— Begin Data shown —

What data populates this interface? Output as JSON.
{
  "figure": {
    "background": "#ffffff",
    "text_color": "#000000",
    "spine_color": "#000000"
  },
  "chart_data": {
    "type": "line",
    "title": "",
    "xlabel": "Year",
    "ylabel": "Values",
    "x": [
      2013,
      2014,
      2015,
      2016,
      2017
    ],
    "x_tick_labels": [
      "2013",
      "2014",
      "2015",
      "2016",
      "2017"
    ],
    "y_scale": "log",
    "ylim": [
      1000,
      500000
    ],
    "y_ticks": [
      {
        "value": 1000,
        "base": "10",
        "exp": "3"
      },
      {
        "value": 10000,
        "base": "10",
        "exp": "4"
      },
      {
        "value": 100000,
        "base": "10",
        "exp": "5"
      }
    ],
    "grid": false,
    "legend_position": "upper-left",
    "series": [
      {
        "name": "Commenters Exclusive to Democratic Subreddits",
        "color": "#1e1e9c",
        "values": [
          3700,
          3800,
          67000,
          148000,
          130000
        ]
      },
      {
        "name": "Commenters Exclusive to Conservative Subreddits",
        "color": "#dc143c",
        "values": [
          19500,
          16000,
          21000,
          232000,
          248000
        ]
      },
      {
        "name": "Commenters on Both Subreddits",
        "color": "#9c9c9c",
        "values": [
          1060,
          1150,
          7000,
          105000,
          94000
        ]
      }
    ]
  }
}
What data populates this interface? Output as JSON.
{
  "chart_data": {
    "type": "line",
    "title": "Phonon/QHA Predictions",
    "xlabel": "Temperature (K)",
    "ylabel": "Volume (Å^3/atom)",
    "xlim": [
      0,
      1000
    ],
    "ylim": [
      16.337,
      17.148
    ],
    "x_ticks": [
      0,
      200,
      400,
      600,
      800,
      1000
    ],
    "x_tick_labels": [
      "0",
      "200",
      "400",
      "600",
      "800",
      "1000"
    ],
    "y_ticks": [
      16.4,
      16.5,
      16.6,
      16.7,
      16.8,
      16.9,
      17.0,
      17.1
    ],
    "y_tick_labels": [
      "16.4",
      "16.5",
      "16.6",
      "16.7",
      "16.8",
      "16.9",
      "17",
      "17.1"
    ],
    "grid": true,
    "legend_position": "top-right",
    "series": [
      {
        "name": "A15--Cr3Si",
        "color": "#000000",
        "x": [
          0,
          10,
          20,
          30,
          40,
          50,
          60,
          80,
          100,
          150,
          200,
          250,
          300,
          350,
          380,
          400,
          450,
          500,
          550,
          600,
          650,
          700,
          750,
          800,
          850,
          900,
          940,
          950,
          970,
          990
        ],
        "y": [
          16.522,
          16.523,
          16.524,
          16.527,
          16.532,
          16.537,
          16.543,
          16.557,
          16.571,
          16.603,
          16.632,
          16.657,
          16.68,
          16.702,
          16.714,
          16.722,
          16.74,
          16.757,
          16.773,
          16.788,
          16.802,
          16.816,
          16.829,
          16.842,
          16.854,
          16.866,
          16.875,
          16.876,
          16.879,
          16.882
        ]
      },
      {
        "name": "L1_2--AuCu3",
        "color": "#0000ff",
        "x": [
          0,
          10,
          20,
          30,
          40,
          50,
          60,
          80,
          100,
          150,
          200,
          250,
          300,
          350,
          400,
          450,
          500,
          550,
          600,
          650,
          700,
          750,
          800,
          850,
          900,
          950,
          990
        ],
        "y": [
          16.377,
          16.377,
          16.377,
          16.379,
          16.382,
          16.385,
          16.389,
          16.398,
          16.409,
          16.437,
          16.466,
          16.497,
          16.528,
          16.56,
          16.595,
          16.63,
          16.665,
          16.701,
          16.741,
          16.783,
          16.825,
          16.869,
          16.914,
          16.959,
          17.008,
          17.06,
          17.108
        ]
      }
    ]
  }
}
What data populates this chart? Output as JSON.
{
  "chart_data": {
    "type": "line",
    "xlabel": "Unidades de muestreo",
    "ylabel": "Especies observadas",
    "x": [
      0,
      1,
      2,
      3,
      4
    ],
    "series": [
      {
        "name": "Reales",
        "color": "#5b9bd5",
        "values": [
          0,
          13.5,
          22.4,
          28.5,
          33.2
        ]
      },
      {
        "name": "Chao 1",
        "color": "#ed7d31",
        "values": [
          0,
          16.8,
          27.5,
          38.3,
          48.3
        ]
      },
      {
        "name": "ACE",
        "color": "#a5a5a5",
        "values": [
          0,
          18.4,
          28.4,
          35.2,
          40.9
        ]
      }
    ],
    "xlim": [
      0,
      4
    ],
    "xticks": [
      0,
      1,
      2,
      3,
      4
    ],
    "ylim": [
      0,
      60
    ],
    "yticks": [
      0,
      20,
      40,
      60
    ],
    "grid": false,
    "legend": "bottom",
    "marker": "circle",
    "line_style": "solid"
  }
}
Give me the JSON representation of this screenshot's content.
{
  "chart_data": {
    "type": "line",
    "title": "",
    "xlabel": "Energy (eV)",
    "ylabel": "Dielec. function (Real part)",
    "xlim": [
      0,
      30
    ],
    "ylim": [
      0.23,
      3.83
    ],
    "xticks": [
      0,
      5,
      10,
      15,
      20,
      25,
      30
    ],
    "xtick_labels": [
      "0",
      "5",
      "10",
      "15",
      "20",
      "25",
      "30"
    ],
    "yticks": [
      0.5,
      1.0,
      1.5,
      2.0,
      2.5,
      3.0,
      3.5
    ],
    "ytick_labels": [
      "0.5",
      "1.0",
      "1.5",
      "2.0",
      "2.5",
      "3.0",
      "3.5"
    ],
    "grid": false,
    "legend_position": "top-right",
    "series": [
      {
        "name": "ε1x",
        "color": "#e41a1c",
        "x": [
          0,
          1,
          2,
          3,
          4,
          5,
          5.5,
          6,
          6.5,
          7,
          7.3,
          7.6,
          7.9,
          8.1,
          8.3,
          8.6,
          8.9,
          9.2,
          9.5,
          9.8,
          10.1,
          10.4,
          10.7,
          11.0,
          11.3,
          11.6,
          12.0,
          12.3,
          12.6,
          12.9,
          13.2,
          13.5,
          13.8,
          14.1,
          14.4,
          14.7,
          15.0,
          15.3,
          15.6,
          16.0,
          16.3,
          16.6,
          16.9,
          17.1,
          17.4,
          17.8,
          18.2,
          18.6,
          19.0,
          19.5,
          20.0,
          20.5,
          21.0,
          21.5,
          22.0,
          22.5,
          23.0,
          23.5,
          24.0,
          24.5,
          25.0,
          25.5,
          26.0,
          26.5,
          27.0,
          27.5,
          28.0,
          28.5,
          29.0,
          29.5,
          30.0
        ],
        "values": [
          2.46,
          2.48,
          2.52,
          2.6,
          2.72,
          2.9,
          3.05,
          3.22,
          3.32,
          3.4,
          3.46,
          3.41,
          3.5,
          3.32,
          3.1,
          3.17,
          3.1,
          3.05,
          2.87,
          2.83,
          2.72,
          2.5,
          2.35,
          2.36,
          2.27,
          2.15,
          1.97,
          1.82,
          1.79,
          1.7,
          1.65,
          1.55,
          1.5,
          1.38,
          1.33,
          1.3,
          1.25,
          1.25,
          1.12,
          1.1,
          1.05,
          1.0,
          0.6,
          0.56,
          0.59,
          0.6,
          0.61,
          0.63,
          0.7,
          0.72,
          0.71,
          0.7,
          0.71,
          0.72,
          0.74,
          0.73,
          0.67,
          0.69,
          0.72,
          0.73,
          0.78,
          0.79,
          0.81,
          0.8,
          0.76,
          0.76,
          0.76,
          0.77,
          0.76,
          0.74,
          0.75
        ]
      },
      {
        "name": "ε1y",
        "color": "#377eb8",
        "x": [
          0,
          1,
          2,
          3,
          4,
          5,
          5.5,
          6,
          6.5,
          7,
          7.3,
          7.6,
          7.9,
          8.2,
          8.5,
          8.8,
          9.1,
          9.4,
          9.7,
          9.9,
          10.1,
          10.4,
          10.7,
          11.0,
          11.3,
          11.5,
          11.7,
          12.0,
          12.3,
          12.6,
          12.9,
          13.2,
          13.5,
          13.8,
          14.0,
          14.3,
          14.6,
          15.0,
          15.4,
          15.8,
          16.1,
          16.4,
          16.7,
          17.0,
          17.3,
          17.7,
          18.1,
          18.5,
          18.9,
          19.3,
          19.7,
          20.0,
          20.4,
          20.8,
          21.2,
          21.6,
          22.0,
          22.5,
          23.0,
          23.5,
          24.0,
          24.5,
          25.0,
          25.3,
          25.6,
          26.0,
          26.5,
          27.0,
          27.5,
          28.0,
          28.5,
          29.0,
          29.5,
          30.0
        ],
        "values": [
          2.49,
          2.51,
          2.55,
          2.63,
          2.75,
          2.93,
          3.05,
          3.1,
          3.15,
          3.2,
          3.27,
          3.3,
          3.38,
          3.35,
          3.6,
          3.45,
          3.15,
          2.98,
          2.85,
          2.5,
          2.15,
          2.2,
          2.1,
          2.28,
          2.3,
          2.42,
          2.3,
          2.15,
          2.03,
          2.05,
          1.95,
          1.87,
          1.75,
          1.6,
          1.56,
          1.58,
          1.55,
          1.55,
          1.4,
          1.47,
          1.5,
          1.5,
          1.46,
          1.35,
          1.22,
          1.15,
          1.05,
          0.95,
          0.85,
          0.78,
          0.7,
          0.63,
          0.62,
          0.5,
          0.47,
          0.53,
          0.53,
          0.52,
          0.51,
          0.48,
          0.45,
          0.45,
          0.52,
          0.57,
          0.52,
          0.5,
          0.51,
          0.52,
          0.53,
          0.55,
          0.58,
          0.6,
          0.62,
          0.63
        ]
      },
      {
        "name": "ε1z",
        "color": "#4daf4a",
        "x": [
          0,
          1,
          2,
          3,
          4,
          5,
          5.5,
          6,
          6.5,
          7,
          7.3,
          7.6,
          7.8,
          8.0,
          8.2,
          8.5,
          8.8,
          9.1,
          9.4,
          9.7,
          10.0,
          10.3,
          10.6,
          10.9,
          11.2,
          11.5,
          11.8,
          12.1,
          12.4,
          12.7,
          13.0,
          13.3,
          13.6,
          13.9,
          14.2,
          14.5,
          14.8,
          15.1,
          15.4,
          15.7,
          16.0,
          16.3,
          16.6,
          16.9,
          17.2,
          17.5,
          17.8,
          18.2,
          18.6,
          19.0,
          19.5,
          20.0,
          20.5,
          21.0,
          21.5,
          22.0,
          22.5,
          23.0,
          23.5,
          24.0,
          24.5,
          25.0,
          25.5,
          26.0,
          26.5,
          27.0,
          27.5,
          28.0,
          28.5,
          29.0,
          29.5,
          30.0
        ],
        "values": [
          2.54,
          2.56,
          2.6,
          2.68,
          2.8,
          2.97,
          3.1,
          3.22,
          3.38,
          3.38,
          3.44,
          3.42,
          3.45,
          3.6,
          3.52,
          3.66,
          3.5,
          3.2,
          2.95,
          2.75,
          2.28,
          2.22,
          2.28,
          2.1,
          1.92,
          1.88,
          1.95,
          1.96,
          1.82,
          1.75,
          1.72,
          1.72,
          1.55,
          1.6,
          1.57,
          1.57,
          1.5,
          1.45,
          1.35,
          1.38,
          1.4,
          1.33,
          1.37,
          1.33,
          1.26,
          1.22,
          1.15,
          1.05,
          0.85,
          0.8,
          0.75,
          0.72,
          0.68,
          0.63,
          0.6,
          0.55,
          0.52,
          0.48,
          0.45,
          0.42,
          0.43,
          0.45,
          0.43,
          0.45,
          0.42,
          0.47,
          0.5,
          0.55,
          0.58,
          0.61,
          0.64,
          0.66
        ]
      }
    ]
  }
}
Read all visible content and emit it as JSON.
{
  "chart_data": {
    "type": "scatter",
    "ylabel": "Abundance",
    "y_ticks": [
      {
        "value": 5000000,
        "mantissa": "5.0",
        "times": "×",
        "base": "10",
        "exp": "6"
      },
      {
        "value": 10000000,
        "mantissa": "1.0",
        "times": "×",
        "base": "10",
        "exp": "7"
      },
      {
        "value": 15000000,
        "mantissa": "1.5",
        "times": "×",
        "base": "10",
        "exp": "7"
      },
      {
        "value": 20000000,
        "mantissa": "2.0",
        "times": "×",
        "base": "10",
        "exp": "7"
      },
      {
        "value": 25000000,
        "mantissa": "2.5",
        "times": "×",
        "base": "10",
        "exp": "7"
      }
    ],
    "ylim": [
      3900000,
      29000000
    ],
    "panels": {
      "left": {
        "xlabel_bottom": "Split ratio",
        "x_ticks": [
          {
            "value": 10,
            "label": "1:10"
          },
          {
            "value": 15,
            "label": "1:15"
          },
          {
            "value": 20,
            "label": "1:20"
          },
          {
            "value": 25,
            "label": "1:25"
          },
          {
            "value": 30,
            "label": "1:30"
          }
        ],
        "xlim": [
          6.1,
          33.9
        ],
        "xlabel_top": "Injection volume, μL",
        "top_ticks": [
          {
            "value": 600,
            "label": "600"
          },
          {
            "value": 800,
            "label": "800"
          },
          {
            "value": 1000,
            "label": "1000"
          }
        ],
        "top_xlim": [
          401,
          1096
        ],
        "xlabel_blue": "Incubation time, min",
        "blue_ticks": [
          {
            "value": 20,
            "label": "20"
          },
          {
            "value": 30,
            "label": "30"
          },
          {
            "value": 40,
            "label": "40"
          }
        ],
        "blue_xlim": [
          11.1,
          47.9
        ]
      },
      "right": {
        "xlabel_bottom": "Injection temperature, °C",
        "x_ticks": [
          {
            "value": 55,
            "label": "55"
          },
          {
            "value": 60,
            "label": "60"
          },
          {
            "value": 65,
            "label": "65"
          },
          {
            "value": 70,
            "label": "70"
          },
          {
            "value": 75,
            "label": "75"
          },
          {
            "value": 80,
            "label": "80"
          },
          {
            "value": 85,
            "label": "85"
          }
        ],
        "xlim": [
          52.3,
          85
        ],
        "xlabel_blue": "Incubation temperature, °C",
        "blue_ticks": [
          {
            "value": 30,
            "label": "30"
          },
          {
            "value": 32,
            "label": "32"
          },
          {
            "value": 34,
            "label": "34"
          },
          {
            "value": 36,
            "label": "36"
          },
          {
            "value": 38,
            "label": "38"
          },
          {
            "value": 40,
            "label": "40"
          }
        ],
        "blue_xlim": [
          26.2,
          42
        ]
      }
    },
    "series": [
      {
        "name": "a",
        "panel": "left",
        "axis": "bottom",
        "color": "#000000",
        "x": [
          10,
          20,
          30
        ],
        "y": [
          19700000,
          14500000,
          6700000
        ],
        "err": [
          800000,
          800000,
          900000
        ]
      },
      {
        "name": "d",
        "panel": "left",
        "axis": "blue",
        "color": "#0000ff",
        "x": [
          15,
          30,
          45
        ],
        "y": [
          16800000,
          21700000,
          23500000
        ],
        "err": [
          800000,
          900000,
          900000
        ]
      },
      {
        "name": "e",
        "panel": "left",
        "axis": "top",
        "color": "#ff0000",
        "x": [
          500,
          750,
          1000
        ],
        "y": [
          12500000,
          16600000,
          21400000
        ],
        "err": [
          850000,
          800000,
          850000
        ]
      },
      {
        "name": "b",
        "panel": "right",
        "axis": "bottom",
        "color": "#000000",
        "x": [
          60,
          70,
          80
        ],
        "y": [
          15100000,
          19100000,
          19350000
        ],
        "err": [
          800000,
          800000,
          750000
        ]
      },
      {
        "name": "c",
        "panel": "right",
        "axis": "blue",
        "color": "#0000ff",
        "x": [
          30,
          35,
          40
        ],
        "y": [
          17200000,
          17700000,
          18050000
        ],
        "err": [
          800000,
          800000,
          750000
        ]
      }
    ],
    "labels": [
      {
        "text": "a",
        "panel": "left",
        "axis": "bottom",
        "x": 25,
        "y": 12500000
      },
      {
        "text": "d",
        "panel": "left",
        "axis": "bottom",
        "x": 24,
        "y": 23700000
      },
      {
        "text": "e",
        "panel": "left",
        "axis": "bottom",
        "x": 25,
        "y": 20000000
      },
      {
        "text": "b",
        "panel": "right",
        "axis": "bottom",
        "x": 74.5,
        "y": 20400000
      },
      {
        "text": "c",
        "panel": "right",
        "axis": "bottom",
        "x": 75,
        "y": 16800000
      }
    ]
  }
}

— End Data shown —

◆ **Written exercise**:
Copy every single line of the material above that holds "mantissa".

◆ **Answer for the task**:
        "mantissa": "5.0",
        "mantissa": "1.0",
        "mantissa": "1.5",
        "mantissa": "2.0",
        "mantissa": "2.5",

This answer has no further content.